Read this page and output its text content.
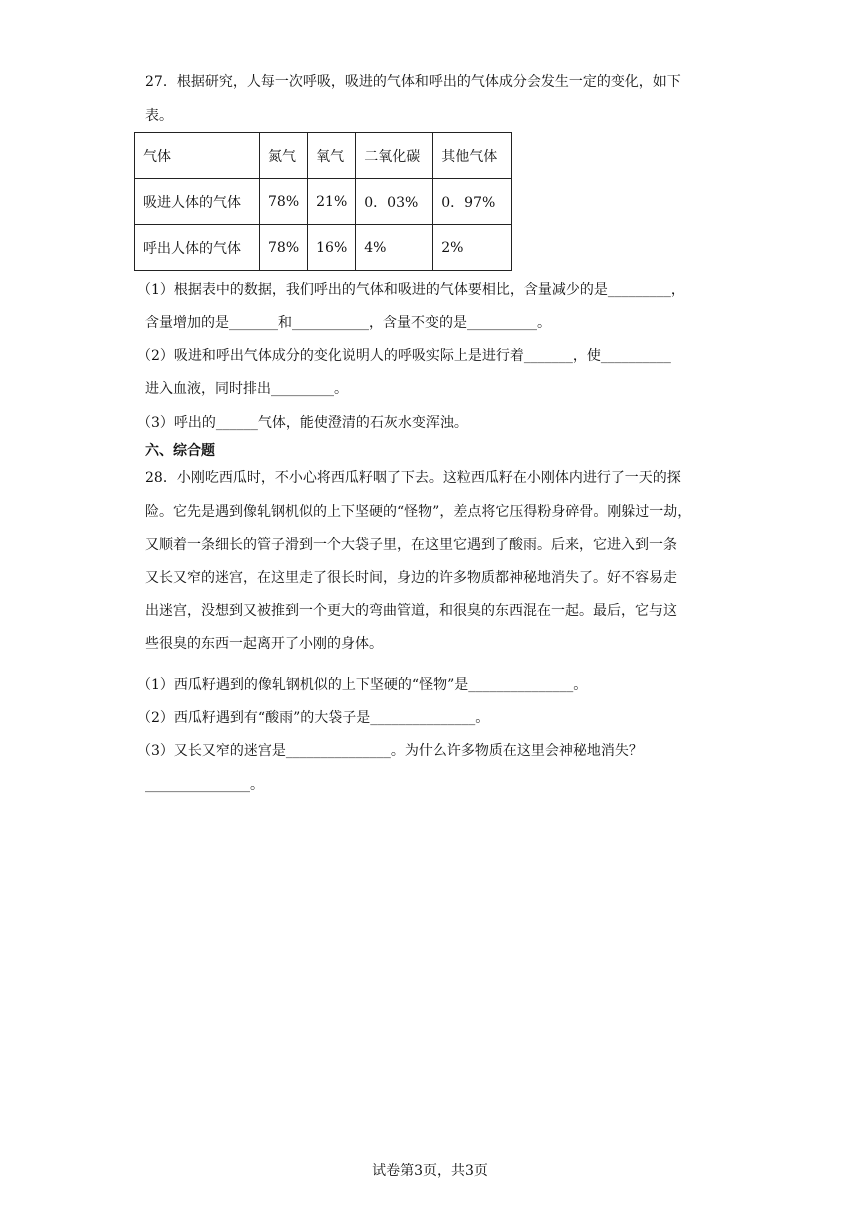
27．根据研究，人每一次呼吸，吸进的气体和呼出的气体成分会发生一定的变化，如下
表。
气体	氮气	氧气	二氧化碳	其他气体
吸进人体的气体	78%	21%	0．03%	0．97%
呼出人体的气体	78%	16%	4%	2%
（1）根据表中的数据，我们呼出的气体和吸进的气体要相比，含量减少的是_________，
含量增加的是_______和___________，含量不变的是__________。
（2）吸进和呼出气体成分的变化说明人的呼吸实际上是进行着_______，使__________
进入血液，同时排出_________。
（3）呼出的______气体，能使澄清的石灰水变浑浊。
六、综合题
28．小刚吃西瓜时，不小心将西瓜籽咽了下去。这粒西瓜籽在小刚体内进行了一天的探
险。它先是遇到像轧钢机似的上下坚硬的“怪物”，差点将它压得粉身碎骨。刚躲过一劫，
又顺着一条细长的管子滑到一个大袋子里，在这里它遇到了酸雨。后来，它进入到一条
又长又窄的迷宫，在这里走了很长时间，身边的许多物质都神秘地消失了。好不容易走
出迷宫，没想到又被推到一个更大的弯曲管道，和很臭的东西混在一起。最后，它与这
些很臭的东西一起离开了小刚的身体。
（1）西瓜籽遇到的像轧钢机似的上下坚硬的“怪物”是_______________。
（2）西瓜籽遇到有“酸雨”的大袋子是_______________。
（3）又长又窄的迷宫是_______________。为什么许多物质在这里会神秘地消失？
_______________。
试卷第3页，共3页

===

WORK INSTRUCTIONS: Repeat the entries exactly and keep the pictures out of the copy.

EXERCISE RESULT:
Read this page and output its text content.
27．根据研究，人每一次呼吸，吸进的气体和呼出的气体成分会发生一定的变化，如下
表。
气体	氮气	氧气	二氧化碳	其他气体
吸进人体的气体	78%	21%	0．03%	0．97%
呼出人体的气体	78%	16%	4%	2%
（1）根据表中的数据，我们呼出的气体和吸进的气体要相比，含量减少的是_________，
含量增加的是_______和___________，含量不变的是__________。
（2）吸进和呼出气体成分的变化说明人的呼吸实际上是进行着_______，使__________
进入血液，同时排出_________。
（3）呼出的______气体，能使澄清的石灰水变浑浊。
六、综合题
28．小刚吃西瓜时，不小心将西瓜籽咽了下去。这粒西瓜籽在小刚体内进行了一天的探
险。它先是遇到像轧钢机似的上下坚硬的“怪物”，差点将它压得粉身碎骨。刚躲过一劫，
又顺着一条细长的管子滑到一个大袋子里，在这里它遇到了酸雨。后来，它进入到一条
又长又窄的迷宫，在这里走了很长时间，身边的许多物质都神秘地消失了。好不容易走
出迷宫，没想到又被推到一个更大的弯曲管道，和很臭的东西混在一起。最后，它与这
些很臭的东西一起离开了小刚的身体。
（1）西瓜籽遇到的像轧钢机似的上下坚硬的“怪物”是_______________。
（2）西瓜籽遇到有“酸雨”的大袋子是_______________。
（3）又长又窄的迷宫是_______________。为什么许多物质在这里会神秘地消失？
_______________。
试卷第3页，共3页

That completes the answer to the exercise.